TASK DIRECTIONS: Count the lines in the listing that contain the string "axis", treating uppercase and lowercase as different. Reply with the number alone.

===== DATA PROVIDED =====

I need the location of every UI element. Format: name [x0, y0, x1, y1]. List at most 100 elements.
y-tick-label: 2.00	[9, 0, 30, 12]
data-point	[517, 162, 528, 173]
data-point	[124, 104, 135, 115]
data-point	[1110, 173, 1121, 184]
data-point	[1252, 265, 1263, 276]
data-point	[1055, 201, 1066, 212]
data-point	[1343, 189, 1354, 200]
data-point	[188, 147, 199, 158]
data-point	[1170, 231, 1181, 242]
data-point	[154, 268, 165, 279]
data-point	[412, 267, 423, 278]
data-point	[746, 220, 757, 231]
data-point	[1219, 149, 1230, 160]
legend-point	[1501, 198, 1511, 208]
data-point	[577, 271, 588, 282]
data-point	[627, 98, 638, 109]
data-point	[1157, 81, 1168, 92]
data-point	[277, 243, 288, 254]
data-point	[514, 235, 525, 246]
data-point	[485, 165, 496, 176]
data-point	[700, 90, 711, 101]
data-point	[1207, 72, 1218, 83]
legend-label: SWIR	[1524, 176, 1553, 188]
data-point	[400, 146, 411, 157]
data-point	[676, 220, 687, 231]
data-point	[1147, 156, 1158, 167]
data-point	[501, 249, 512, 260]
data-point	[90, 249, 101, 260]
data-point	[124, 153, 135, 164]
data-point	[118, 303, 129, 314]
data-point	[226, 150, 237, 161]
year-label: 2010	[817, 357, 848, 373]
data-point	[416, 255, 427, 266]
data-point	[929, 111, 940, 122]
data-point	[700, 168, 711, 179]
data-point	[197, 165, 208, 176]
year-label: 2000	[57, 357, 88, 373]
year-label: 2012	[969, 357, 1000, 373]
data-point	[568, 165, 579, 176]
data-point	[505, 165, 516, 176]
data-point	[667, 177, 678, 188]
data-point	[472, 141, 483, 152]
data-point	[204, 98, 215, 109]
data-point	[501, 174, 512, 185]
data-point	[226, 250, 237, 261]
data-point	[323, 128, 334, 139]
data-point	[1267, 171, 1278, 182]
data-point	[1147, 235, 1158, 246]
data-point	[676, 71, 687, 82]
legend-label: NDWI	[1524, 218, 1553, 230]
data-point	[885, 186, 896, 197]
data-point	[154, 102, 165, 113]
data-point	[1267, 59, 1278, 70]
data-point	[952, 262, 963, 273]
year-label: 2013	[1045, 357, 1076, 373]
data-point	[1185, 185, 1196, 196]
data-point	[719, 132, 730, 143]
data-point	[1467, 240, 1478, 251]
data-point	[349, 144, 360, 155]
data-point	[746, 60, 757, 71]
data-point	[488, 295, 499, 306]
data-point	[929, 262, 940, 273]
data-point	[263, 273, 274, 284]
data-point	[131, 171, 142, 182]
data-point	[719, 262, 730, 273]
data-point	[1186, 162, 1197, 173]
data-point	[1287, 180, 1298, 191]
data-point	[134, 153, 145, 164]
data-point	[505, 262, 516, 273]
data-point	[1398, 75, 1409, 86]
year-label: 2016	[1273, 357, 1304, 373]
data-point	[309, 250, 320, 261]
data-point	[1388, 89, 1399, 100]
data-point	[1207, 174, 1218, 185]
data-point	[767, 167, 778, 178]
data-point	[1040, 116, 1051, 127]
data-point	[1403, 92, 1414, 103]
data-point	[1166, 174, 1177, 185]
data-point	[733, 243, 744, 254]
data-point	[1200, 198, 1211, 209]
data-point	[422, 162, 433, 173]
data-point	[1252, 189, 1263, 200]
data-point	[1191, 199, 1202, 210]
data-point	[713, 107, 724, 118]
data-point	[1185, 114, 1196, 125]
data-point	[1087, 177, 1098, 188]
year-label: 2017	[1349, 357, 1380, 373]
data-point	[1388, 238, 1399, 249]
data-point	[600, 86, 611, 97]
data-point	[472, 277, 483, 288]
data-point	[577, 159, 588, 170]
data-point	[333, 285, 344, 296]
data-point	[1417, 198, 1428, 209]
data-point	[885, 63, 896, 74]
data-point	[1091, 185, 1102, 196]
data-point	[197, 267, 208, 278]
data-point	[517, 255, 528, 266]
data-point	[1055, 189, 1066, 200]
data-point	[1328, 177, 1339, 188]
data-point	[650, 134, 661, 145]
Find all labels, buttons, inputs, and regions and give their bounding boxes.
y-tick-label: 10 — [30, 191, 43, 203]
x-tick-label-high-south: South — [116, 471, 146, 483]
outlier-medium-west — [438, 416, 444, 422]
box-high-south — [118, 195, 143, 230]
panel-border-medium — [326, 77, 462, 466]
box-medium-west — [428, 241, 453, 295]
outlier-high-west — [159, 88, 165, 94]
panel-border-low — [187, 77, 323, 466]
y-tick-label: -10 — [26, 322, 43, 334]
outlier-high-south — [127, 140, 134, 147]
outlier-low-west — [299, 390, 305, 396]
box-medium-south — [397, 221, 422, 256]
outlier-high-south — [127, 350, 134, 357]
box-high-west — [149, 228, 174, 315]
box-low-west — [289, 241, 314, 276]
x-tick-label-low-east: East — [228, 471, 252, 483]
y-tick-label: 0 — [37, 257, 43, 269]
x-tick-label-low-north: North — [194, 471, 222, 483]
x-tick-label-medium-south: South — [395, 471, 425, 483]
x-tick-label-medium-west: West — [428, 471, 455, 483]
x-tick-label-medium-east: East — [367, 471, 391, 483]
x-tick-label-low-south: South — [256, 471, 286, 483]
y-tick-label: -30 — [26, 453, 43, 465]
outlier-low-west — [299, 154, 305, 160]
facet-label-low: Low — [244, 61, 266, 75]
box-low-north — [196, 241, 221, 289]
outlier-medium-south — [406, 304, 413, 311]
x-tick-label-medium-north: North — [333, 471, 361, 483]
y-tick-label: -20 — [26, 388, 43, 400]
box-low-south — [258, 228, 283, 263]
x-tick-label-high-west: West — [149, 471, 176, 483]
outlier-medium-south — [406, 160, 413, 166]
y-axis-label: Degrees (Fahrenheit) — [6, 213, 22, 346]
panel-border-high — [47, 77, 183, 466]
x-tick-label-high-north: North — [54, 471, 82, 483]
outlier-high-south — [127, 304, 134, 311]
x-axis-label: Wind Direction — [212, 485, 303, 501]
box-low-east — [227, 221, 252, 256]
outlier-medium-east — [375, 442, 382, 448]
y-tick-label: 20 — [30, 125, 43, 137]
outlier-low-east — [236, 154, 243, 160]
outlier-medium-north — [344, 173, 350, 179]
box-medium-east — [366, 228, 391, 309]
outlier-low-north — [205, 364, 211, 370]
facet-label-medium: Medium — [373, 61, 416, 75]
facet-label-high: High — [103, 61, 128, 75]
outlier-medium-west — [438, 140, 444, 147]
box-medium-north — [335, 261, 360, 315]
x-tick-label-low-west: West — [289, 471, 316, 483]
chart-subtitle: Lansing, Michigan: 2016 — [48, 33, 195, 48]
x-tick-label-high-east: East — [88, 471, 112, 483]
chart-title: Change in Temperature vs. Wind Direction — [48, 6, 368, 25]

=====

RESPONSE BELOW: 2